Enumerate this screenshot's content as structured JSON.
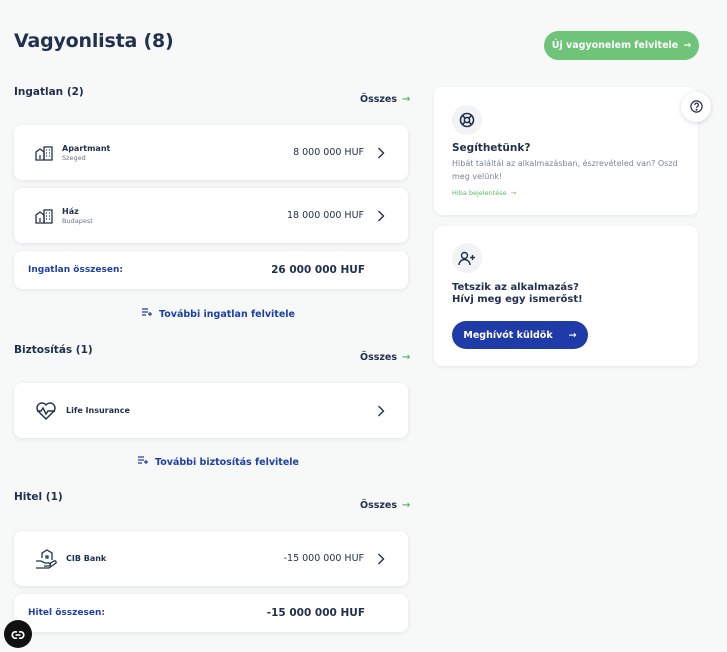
{
  "header": {
    "title": "Vagyonlista (8)",
    "new_button_label": "Új vagyonelem felvitele",
    "new_button_arrow": "→"
  },
  "all_label": "Összes",
  "arrow": "→",
  "real_estate": {
    "title": "Ingatlan (2)",
    "items": [
      {
        "name": "Apartmant",
        "location": "Szeged",
        "value": "8 000 000 HUF",
        "icon": "building-icon"
      },
      {
        "name": "Ház",
        "location": "Budapest",
        "value": "18 000 000 HUF",
        "icon": "building-icon"
      }
    ],
    "total_label": "Ingatlan összesen:",
    "total_value": "26 000 000 HUF",
    "add_label": "További ingatlan felvitele"
  },
  "insurance": {
    "title": "Biztosítás (1)",
    "items": [
      {
        "name": "Life Insurance",
        "icon": "heartbeat-icon"
      }
    ],
    "add_label": "További biztosítás felvitele"
  },
  "loan": {
    "title": "Hitel (1)",
    "items": [
      {
        "name": "CIB Bank",
        "value": "-15 000 000 HUF",
        "icon": "hand-house-icon"
      }
    ],
    "total_label": "Hitel összesen:",
    "total_value": "-15 000 000 HUF"
  },
  "help_card": {
    "title": "Segíthetünk?",
    "text": "Hibát találtál az alkalmazásban, észrevételed van? Oszd meg velünk!",
    "link_label": "Hiba bejelentése",
    "icon": "lifebuoy-icon"
  },
  "invite_card": {
    "title_line1": "Tetszik az alkalmazás?",
    "title_line2": "Hívj meg egy ismerőst!",
    "button_label": "Meghívót küldök",
    "icon": "add-user-icon"
  },
  "colors": {
    "accent_green": "#6fc47a",
    "primary_blue": "#1e3ba8",
    "text_dark": "#22304f",
    "background": "#f7f8f8"
  }
}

> _Exercise description_
Pull out each line of the listing that holds the string "További".

> _Response to this task_
    "add_label": "További ingatlan felvitele"
    "add_label": "További biztosítás felvitele"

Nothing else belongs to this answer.